-- Start Input data --

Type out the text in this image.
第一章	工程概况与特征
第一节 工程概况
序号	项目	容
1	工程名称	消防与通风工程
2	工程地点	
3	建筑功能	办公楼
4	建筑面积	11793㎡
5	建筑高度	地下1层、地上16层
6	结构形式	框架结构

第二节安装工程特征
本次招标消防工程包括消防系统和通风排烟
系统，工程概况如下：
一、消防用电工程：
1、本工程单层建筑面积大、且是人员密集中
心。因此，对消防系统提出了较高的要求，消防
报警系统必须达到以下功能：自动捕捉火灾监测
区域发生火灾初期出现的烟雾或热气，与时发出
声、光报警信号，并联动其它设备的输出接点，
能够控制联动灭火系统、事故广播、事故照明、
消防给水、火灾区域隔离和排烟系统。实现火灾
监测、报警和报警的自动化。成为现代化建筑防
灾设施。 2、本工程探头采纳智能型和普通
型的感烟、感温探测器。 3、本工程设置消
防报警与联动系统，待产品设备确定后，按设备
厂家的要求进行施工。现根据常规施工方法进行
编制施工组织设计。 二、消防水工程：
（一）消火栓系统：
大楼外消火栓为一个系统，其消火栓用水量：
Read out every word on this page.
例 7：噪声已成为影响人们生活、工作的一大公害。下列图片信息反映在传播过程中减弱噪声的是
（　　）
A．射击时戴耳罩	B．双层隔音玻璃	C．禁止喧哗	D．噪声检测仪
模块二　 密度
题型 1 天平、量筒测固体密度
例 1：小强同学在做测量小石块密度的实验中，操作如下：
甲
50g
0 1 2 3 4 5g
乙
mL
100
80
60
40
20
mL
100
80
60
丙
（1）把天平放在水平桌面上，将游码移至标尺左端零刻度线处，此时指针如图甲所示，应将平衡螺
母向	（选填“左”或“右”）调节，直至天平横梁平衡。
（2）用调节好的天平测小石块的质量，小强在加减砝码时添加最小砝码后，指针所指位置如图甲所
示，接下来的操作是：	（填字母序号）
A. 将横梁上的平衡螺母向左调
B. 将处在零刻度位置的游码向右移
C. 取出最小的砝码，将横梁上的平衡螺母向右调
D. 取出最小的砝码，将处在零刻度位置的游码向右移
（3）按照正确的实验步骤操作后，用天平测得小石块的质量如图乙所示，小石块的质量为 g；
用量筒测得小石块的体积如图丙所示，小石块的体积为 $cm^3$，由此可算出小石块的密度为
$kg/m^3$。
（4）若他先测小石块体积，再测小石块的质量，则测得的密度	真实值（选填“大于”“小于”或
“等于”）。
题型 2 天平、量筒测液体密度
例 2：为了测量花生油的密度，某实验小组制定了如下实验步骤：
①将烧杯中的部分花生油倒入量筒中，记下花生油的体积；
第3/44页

-- End Input data --

- [The request]: Take every line from the one containing "Read out every word on this page." to the end of the listing and output it exactly, with nothing else.

- [Solution to this task]:
Read out every word on this page.
例 7：噪声已成为影响人们生活、工作的一大公害。下列图片信息反映在传播过程中减弱噪声的是
（　　）
A．射击时戴耳罩	B．双层隔音玻璃	C．禁止喧哗	D．噪声检测仪
模块二　 密度
题型 1 天平、量筒测固体密度
例 1：小强同学在做测量小石块密度的实验中，操作如下：
甲
50g
0 1 2 3 4 5g
乙
mL
100
80
60
40
20
mL
100
80
60
丙
（1）把天平放在水平桌面上，将游码移至标尺左端零刻度线处，此时指针如图甲所示，应将平衡螺
母向	（选填“左”或“右”）调节，直至天平横梁平衡。
（2）用调节好的天平测小石块的质量，小强在加减砝码时添加最小砝码后，指针所指位置如图甲所
示，接下来的操作是：	（填字母序号）
A. 将横梁上的平衡螺母向左调
B. 将处在零刻度位置的游码向右移
C. 取出最小的砝码，将横梁上的平衡螺母向右调
D. 取出最小的砝码，将处在零刻度位置的游码向右移
（3）按照正确的实验步骤操作后，用天平测得小石块的质量如图乙所示，小石块的质量为 g；
用量筒测得小石块的体积如图丙所示，小石块的体积为 $cm^3$，由此可算出小石块的密度为
$kg/m^3$。
（4）若他先测小石块体积，再测小石块的质量，则测得的密度	真实值（选填“大于”“小于”或
“等于”）。
题型 2 天平、量筒测液体密度
例 2：为了测量花生油的密度，某实验小组制定了如下实验步骤：
①将烧杯中的部分花生油倒入量筒中，记下花生油的体积；
第3/44页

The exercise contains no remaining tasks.